Problem requirements = Can you restate the records below word for word?

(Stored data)
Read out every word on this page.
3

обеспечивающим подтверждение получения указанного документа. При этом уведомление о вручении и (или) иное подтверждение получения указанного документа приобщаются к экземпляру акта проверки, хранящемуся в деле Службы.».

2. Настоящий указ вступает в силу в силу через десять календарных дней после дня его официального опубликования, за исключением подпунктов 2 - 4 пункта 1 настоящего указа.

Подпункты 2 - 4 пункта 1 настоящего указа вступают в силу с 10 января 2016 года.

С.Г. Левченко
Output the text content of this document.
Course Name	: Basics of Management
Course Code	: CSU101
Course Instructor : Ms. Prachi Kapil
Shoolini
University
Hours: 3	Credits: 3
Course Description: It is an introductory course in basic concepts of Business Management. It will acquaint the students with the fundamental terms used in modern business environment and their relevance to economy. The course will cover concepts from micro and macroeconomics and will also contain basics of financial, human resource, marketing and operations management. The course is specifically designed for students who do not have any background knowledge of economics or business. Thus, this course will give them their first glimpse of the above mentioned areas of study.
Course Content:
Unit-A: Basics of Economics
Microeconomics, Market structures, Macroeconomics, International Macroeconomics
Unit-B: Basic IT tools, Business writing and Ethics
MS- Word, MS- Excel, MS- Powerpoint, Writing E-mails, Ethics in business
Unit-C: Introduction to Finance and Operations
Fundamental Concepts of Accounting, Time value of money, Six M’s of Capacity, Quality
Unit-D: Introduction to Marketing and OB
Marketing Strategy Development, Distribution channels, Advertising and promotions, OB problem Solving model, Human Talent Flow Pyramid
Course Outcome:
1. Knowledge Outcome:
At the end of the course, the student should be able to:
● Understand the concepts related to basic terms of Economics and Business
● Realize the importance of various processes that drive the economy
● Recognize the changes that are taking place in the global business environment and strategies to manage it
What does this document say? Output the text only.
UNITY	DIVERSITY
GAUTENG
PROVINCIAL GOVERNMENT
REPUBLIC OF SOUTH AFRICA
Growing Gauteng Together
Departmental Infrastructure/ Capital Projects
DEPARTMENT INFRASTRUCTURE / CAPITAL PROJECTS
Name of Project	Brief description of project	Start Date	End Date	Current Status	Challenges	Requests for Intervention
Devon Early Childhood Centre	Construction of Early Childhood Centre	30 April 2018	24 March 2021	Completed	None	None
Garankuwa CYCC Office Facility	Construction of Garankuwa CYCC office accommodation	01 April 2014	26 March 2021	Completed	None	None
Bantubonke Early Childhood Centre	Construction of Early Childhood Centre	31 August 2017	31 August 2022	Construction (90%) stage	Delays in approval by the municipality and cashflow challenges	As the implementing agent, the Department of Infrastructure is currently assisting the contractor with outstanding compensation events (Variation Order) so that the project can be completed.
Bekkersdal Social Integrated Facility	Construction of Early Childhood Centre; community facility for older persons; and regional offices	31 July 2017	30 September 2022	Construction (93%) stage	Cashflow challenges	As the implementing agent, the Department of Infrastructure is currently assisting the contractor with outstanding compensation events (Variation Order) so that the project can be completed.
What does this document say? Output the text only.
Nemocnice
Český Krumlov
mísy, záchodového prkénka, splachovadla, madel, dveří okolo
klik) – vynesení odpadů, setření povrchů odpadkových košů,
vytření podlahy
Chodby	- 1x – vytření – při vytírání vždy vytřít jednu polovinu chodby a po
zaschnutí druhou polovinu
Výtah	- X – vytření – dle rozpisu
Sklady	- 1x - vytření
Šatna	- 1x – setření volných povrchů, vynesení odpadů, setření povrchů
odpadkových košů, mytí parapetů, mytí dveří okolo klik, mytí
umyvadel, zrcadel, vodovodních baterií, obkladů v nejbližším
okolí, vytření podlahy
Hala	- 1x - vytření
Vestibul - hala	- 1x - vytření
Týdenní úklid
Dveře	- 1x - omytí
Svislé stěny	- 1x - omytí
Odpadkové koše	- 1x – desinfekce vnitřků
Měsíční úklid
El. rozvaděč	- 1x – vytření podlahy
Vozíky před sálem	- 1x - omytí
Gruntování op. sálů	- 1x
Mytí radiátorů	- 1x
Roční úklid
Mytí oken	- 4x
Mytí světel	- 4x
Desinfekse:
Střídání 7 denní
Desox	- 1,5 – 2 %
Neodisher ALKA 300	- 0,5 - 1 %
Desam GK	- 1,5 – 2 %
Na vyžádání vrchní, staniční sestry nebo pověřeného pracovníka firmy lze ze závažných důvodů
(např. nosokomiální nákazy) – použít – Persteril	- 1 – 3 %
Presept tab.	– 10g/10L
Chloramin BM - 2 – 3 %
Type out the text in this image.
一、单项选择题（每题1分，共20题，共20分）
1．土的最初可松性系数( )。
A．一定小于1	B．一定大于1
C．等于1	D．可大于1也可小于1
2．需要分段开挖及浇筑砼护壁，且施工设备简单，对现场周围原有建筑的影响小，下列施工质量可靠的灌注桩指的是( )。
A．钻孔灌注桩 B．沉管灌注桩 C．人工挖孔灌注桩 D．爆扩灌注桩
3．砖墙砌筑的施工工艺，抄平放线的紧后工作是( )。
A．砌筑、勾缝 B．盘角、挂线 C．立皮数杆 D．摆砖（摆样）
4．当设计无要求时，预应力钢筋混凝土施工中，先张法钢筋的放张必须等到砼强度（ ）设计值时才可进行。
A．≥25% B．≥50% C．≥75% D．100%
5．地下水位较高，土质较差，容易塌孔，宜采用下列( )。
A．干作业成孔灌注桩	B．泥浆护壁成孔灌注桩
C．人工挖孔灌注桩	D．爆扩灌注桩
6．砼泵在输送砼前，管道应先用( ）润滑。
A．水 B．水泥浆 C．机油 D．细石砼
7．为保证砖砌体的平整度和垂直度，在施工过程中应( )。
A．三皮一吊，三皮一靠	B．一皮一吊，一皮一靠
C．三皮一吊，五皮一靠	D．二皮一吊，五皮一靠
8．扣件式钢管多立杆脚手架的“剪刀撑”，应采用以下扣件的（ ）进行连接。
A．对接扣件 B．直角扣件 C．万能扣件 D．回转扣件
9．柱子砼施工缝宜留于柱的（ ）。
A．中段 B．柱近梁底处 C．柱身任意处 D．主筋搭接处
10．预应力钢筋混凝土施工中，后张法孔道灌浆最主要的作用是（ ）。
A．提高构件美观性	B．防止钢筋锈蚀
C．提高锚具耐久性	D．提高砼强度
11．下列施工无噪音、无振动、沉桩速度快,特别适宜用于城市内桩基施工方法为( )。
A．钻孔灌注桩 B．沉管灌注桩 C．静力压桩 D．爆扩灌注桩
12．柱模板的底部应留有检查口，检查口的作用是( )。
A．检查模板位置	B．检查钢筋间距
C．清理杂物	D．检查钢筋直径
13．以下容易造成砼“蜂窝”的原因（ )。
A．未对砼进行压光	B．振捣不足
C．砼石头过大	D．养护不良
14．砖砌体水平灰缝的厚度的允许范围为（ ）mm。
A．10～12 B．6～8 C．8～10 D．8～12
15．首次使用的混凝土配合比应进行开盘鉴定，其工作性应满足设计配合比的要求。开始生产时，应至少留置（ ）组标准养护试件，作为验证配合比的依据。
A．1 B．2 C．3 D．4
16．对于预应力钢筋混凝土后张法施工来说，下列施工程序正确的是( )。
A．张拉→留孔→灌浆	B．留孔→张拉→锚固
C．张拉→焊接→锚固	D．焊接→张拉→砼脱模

Answer to the problem =
Read out every word on this page.
3

обеспечивающим подтверждение получения указанного документа. При этом уведомление о вручении и (или) иное подтверждение получения указанного документа приобщаются к экземпляру акта проверки, хранящемуся в деле Службы.».

2. Настоящий указ вступает в силу в силу через десять календарных дней после дня его официального опубликования, за исключением подпунктов 2 - 4 пункта 1 настоящего указа.

Подпункты 2 - 4 пункта 1 настоящего указа вступают в силу с 10 января 2016 года.

С.Г. Левченко
Output the text content of this document.
Course Name	: Basics of Management
Course Code	: CSU101
Course Instructor : Ms. Prachi Kapil
Shoolini
University
Hours: 3	Credits: 3
Course Description: It is an introductory course in basic concepts of Business Management. It will acquaint the students with the fundamental terms used in modern business environment and their relevance to economy. The course will cover concepts from micro and macroeconomics and will also contain basics of financial, human resource, marketing and operations management. The course is specifically designed for students who do not have any background knowledge of economics or business. Thus, this course will give them their first glimpse of the above mentioned areas of study.
Course Content:
Unit-A: Basics of Economics
Microeconomics, Market structures, Macroeconomics, International Macroeconomics
Unit-B: Basic IT tools, Business writing and Ethics
MS- Word, MS- Excel, MS- Powerpoint, Writing E-mails, Ethics in business
Unit-C: Introduction to Finance and Operations
Fundamental Concepts of Accounting, Time value of money, Six M’s of Capacity, Quality
Unit-D: Introduction to Marketing and OB
Marketing Strategy Development, Distribution channels, Advertising and promotions, OB problem Solving model, Human Talent Flow Pyramid
Course Outcome:
1. Knowledge Outcome:
At the end of the course, the student should be able to:
● Understand the concepts related to basic terms of Economics and Business
● Realize the importance of various processes that drive the economy
● Recognize the changes that are taking place in the global business environment and strategies to manage it
What does this document say? Output the text only.
UNITY	DIVERSITY
GAUTENG
PROVINCIAL GOVERNMENT
REPUBLIC OF SOUTH AFRICA
Growing Gauteng Together
Departmental Infrastructure/ Capital Projects
DEPARTMENT INFRASTRUCTURE / CAPITAL PROJECTS
Name of Project	Brief description of project	Start Date	End Date	Current Status	Challenges	Requests for Intervention
Devon Early Childhood Centre	Construction of Early Childhood Centre	30 April 2018	24 March 2021	Completed	None	None
Garankuwa CYCC Office Facility	Construction of Garankuwa CYCC office accommodation	01 April 2014	26 March 2021	Completed	None	None
Bantubonke Early Childhood Centre	Construction of Early Childhood Centre	31 August 2017	31 August 2022	Construction (90%) stage	Delays in approval by the municipality and cashflow challenges	As the implementing agent, the Department of Infrastructure is currently assisting the contractor with outstanding compensation events (Variation Order) so that the project can be completed.
Bekkersdal Social Integrated Facility	Construction of Early Childhood Centre; community facility for older persons; and regional offices	31 July 2017	30 September 2022	Construction (93%) stage	Cashflow challenges	As the implementing agent, the Department of Infrastructure is currently assisting the contractor with outstanding compensation events (Variation Order) so that the project can be completed.
What does this document say? Output the text only.
Nemocnice
Český Krumlov
mísy, záchodového prkénka, splachovadla, madel, dveří okolo
klik) – vynesení odpadů, setření povrchů odpadkových košů,
vytření podlahy
Chodby	- 1x – vytření – při vytírání vždy vytřít jednu polovinu chodby a po
zaschnutí druhou polovinu
Výtah	- X – vytření – dle rozpisu
Sklady	- 1x - vytření
Šatna	- 1x – setření volných povrchů, vynesení odpadů, setření povrchů
odpadkových košů, mytí parapetů, mytí dveří okolo klik, mytí
umyvadel, zrcadel, vodovodních baterií, obkladů v nejbližším
okolí, vytření podlahy
Hala	- 1x - vytření
Vestibul - hala	- 1x - vytření
Týdenní úklid
Dveře	- 1x - omytí
Svislé stěny	- 1x - omytí
Odpadkové koše	- 1x – desinfekce vnitřků
Měsíční úklid
El. rozvaděč	- 1x – vytření podlahy
Vozíky před sálem	- 1x - omytí
Gruntování op. sálů	- 1x
Mytí radiátorů	- 1x
Roční úklid
Mytí oken	- 4x
Mytí světel	- 4x
Desinfekse:
Střídání 7 denní
Desox	- 1,5 – 2 %
Neodisher ALKA 300	- 0,5 - 1 %
Desam GK	- 1,5 – 2 %
Na vyžádání vrchní, staniční sestry nebo pověřeného pracovníka firmy lze ze závažných důvodů
(např. nosokomiální nákazy) – použít – Persteril	- 1 – 3 %
Presept tab.	– 10g/10L
Chloramin BM - 2 – 3 %
Type out the text in this image.
一、单项选择题（每题1分，共20题，共20分）
1．土的最初可松性系数( )。
A．一定小于1	B．一定大于1
C．等于1	D．可大于1也可小于1
2．需要分段开挖及浇筑砼护壁，且施工设备简单，对现场周围原有建筑的影响小，下列施工质量可靠的灌注桩指的是( )。
A．钻孔灌注桩 B．沉管灌注桩 C．人工挖孔灌注桩 D．爆扩灌注桩
3．砖墙砌筑的施工工艺，抄平放线的紧后工作是( )。
A．砌筑、勾缝 B．盘角、挂线 C．立皮数杆 D．摆砖（摆样）
4．当设计无要求时，预应力钢筋混凝土施工中，先张法钢筋的放张必须等到砼强度（ ）设计值时才可进行。
A．≥25% B．≥50% C．≥75% D．100%
5．地下水位较高，土质较差，容易塌孔，宜采用下列( )。
A．干作业成孔灌注桩	B．泥浆护壁成孔灌注桩
C．人工挖孔灌注桩	D．爆扩灌注桩
6．砼泵在输送砼前，管道应先用( ）润滑。
A．水 B．水泥浆 C．机油 D．细石砼
7．为保证砖砌体的平整度和垂直度，在施工过程中应( )。
A．三皮一吊，三皮一靠	B．一皮一吊，一皮一靠
C．三皮一吊，五皮一靠	D．二皮一吊，五皮一靠
8．扣件式钢管多立杆脚手架的“剪刀撑”，应采用以下扣件的（ ）进行连接。
A．对接扣件 B．直角扣件 C．万能扣件 D．回转扣件
9．柱子砼施工缝宜留于柱的（ ）。
A．中段 B．柱近梁底处 C．柱身任意处 D．主筋搭接处
10．预应力钢筋混凝土施工中，后张法孔道灌浆最主要的作用是（ ）。
A．提高构件美观性	B．防止钢筋锈蚀
C．提高锚具耐久性	D．提高砼强度
11．下列施工无噪音、无振动、沉桩速度快,特别适宜用于城市内桩基施工方法为( )。
A．钻孔灌注桩 B．沉管灌注桩 C．静力压桩 D．爆扩灌注桩
12．柱模板的底部应留有检查口，检查口的作用是( )。
A．检查模板位置	B．检查钢筋间距
C．清理杂物	D．检查钢筋直径
13．以下容易造成砼“蜂窝”的原因（ )。
A．未对砼进行压光	B．振捣不足
C．砼石头过大	D．养护不良
14．砖砌体水平灰缝的厚度的允许范围为（ ）mm。
A．10～12 B．6～8 C．8～10 D．8～12
15．首次使用的混凝土配合比应进行开盘鉴定，其工作性应满足设计配合比的要求。开始生产时，应至少留置（ ）组标准养护试件，作为验证配合比的依据。
A．1 B．2 C．3 D．4
16．对于预应力钢筋混凝土后张法施工来说，下列施工程序正确的是( )。
A．张拉→留孔→灌浆	B．留孔→张拉→锚固
C．张拉→焊接→锚固	D．焊接→张拉→砼脱模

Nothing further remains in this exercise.